## START Input records

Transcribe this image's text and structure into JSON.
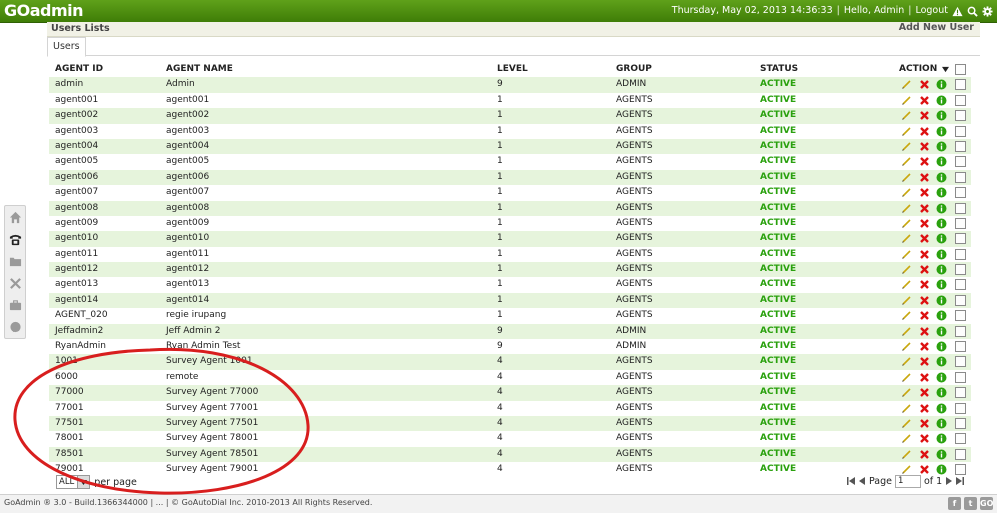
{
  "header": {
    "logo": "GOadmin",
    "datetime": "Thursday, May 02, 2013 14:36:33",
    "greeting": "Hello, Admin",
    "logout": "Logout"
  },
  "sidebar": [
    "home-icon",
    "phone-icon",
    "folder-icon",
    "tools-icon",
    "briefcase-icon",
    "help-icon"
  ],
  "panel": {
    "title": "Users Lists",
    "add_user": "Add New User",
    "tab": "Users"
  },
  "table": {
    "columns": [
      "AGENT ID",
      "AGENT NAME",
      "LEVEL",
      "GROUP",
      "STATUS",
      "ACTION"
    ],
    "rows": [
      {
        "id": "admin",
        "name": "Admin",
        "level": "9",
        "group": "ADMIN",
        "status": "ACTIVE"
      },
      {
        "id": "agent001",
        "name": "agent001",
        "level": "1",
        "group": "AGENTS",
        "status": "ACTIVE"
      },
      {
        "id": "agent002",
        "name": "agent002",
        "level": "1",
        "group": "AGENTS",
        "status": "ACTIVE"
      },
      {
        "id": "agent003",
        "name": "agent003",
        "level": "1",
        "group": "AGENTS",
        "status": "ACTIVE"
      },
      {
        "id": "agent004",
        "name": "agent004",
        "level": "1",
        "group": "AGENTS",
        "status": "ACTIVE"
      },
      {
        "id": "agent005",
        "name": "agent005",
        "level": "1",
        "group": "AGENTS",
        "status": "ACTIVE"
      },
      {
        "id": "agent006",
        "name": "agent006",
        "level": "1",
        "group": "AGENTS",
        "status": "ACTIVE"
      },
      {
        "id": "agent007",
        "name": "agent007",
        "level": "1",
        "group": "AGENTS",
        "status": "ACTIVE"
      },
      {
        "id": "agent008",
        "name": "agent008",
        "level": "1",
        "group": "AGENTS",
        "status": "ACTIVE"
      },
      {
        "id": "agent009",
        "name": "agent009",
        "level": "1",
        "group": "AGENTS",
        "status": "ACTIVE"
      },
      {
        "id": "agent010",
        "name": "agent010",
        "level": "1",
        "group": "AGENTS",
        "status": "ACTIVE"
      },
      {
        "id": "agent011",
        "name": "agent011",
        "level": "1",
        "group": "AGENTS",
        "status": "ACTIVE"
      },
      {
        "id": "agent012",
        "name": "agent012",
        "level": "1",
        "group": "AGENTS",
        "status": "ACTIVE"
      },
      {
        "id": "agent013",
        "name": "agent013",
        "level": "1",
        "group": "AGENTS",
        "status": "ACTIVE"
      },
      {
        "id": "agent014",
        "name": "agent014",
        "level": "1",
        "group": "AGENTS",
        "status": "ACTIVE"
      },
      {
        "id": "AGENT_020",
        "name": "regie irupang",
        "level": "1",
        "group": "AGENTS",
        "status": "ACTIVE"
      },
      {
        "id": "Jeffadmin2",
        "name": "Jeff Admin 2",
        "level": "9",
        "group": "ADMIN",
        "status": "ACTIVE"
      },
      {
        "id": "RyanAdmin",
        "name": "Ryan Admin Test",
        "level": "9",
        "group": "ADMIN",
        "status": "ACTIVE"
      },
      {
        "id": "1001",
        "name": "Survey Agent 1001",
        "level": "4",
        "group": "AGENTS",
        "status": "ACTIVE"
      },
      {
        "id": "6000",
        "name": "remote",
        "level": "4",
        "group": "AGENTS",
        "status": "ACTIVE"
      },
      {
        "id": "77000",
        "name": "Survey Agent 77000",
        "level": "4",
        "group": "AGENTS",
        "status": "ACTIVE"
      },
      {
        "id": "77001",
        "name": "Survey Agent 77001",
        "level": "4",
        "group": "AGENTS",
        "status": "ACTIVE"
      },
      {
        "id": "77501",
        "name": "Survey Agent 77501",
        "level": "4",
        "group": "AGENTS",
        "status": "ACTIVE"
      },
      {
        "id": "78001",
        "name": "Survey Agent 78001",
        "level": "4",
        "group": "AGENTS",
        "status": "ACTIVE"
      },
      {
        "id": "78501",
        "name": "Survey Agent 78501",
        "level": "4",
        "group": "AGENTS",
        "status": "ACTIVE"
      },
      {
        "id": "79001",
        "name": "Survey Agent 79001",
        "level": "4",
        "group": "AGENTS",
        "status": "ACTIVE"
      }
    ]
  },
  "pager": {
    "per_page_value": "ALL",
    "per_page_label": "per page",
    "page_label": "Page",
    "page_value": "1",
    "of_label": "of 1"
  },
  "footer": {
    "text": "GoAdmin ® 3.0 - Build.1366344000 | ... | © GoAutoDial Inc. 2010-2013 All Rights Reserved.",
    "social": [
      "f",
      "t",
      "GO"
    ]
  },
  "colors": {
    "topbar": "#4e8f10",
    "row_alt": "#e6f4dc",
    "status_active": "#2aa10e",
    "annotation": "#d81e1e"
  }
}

## END Input records

Give only the number of lines in the material above where the string "icon" appears.

6